**TEXTE FOURNI:**

━━━━━━━━━━━━━━━━━━━━

Le 22 septembre, jour anniversaire du supplice de Bories, Pommier, Goubin et Raoux, les clubs, les sociétés populaires existant alors à Paris se réunirent à la place de Grève, au milieu d'un grand concours de spectateurs. Des discours furent prononcés, non pas pour réhabiliter, il n'en était pas besoin, mais pour célébrer la mémoire des hommes qui avaient donné leur vie à la cause de la liberté. On les honora d'une manière encore plus digne d'eux en faisant signer, sur le lieu même où ils étaient morts, une pétition demandant l'abolition de la peine de mort en matière politique. Il y avait quelque générosité à le faire quand cette peine menaçait directement quatre des hommes qui avaient, pendant trois jours, versé le sang du peuple de Paris.

A la suite de cette cérémonie exclusivement populaire, il fut officiellement décidé que l'échafaud ne serait plus jamais dressé sur la place de Grève, et il n'y a jamais reparu.

━━━━━━━━━━━━━━━━━━━━

**ENREGISTREMENTS:**

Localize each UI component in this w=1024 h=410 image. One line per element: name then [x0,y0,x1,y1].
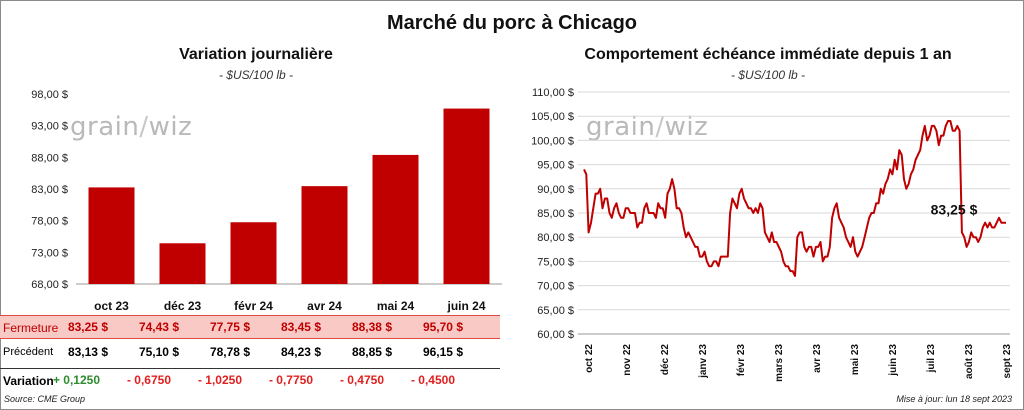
x-tick-label: juil 23 [926,344,937,374]
source-note: Source: CME Group [4,394,86,404]
table-cell: 96,15 $ [422,345,463,359]
y-tick-label: 70,00 $ [537,281,574,293]
bar [159,243,206,284]
table-cell: 88,85 $ [351,345,392,359]
y-tick-label: 85,00 $ [537,208,574,220]
right-watermark-logo: grain/wiz [586,112,709,142]
table-cell: 83,25 $ [67,320,108,334]
row-label: Variation [3,374,54,388]
y-tick-label: 98,00 $ [31,89,68,101]
table-cell: 95,70 $ [422,320,463,334]
table-cell: 83,45 $ [280,320,321,334]
x-category-label: févr 24 [234,299,273,313]
y-tick-label: 110,00 $ [532,87,574,99]
y-tick-label: 93,00 $ [31,121,68,133]
page-title: Marché du porc à Chicago [386,12,638,34]
bar [372,154,419,284]
x-tick-label: janv 23 [698,344,709,379]
table-row-precedent: Précédent 83,13 $ 75,10 $ 78,78 $ 84,23 … [0,341,500,363]
y-tick-label: 95,00 $ [537,160,574,172]
y-tick-label: 78,00 $ [31,216,68,228]
table-cell: - 0,4750 [339,373,384,387]
x-tick-label: oct 22 [584,344,595,373]
y-tick-label: 100,00 $ [531,135,574,147]
y-tick-label: 60,00 $ [537,329,574,341]
bar [301,186,348,284]
table-row-variation: Variation + 0,1250 - 0,6750 - 1,0250 - 0… [0,368,500,391]
y-tick-label: 80,00 $ [537,232,574,244]
right-chart-unit: - $US/100 lb - [730,68,806,82]
row-label: Précédent [3,346,54,358]
bar [230,222,277,284]
update-note: Mise à jour: lun 18 sept 2023 [896,394,1012,404]
x-tick-label: mars 23 [774,344,785,382]
x-tick-label: sept 23 [1002,344,1013,379]
table-cell: 75,10 $ [138,345,179,359]
x-category-label: oct 23 [94,299,129,313]
table-row-fermeture: Fermeture 83,25 $ 74,43 $ 77,75 $ 83,45 … [0,315,500,339]
table-cell: - 0,4500 [410,373,455,387]
table-cell: + 0,1250 [52,373,100,387]
left-chart-unit: - $US/100 lb - [218,68,294,82]
x-tick-label: mai 23 [850,344,861,376]
y-tick-label: 90,00 $ [537,184,574,196]
x-category-label: juin 24 [446,299,485,313]
table-cell: 88,38 $ [351,320,392,334]
y-tick-label: 88,00 $ [31,152,68,164]
x-tick-label: août 23 [964,344,975,379]
x-tick-label: nov 22 [622,344,633,376]
table-cell: - 1,0250 [197,373,242,387]
y-tick-label: 68,00 $ [31,279,68,291]
line-chart: 60,00 $ 65,00 $ 70,00 $ 75,00 $ 80,00 $ 85,00… [531,87,1013,382]
table-cell: - 0,7750 [268,373,313,387]
right-chart-title: Comportement échéance immédiate depuis 1… [584,46,952,63]
table-cell: 74,43 $ [138,320,179,334]
y-tick-label: 73,00 $ [31,247,68,259]
bar-chart: 68,00 $ 73,00 $ 78,00 $ 83,00 $ 88,00 $ 93,00… [31,89,502,313]
left-chart-title: Variation journalière [179,46,333,63]
bar [443,108,490,284]
x-tick-label: juin 23 [888,344,899,377]
table-cell: - 0,6750 [126,373,171,387]
table-cell: 77,75 $ [209,320,250,334]
x-category-label: avr 24 [307,299,342,313]
x-category-label: mai 24 [377,299,415,313]
last-value-label: 83,25 $ [931,202,978,218]
y-tick-label: 83,00 $ [31,184,68,196]
table-cell: 84,23 $ [280,345,321,359]
table-cell: 78,78 $ [209,345,250,359]
x-tick-label: févr 23 [736,344,747,377]
y-tick-label: 65,00 $ [537,305,574,317]
table-cell: 83,13 $ [67,345,108,359]
x-tick-label: avr 23 [812,344,823,373]
bar [88,187,135,284]
x-tick-label: déc 22 [660,344,671,376]
y-tick-label: 75,00 $ [537,256,574,268]
series-line [583,120,1006,277]
x-category-label: déc 23 [164,299,202,313]
row-label: Fermeture [3,321,59,335]
left-watermark-logo: grain/wiz [70,112,193,142]
y-tick-label: 105,00 $ [531,111,574,123]
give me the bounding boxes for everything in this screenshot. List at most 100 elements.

━━━━━━━━━━━━━━━━━━━━

**CONSIGNE:**
Rédigez la suite du texte sur l'hommage rendu à Bories, Pommier, Goubin et Raoux place de Grève, en commençant après sa dernière phrase.

**RÉPONSE:**
§ XIII. CLUBS.- La Restauration avait eu l'art de réunir en un seul faisceau tous les éléments d'opposition successivement soulevés contre elle. Cette union fit l'élan unanime qui renversa la branche aînée. Après la victoire, chacun retourna à ses doctrines de préférence. Si le gouvernement nouveau rallia autour de lui tous ceux qui n'aspiraient qu'à une monarchie constitutionnelle et quelques bonapartistes, il eut en face de lui les républicains, le plus grand nombre des bonapartistes, et à côté, mais en dehors d'eux, les légitimistes. Il s'y joignit un nouveau genre d'opposition, à peine remarqué sous la Restauration, mais qui prit alors un développement considérable, c'est ce qu'on a appelé un peu plus tard le socialisme, un de ces mots commodes pour l'attaque aussi bien que pour la défense, parce que, n'étant pas susceptibles de définition précise, ils laissent tout supposer, le mal comme le bien. A cette époque, le socialisme se composait surtout de deux doctrines principales le saint-simonisme et le fouriérisme. Les partisans de l'un et de l'autre se montraient assez indifférents à la forme politique pourvu qu'ils eussent la liberté d'association, de réunion, de la presse et de la parole, car ils n'entendaient faire qu'une propagande pacifique. Ils avaient des lieux de réunion où ils appelaient le public à venir, à des jours déterminés, écouter et discuter leurs principes. C'étaient pour la plupart des hommes instruits, d'anciens élèves de l'École polytechnique, animés de généreuses intentions, qui avaient

conçu un idéal de société fondée sur une communauté volontaire où chacun trouverait la faculté d'employer au profit de tous ses aptitudes personnelles.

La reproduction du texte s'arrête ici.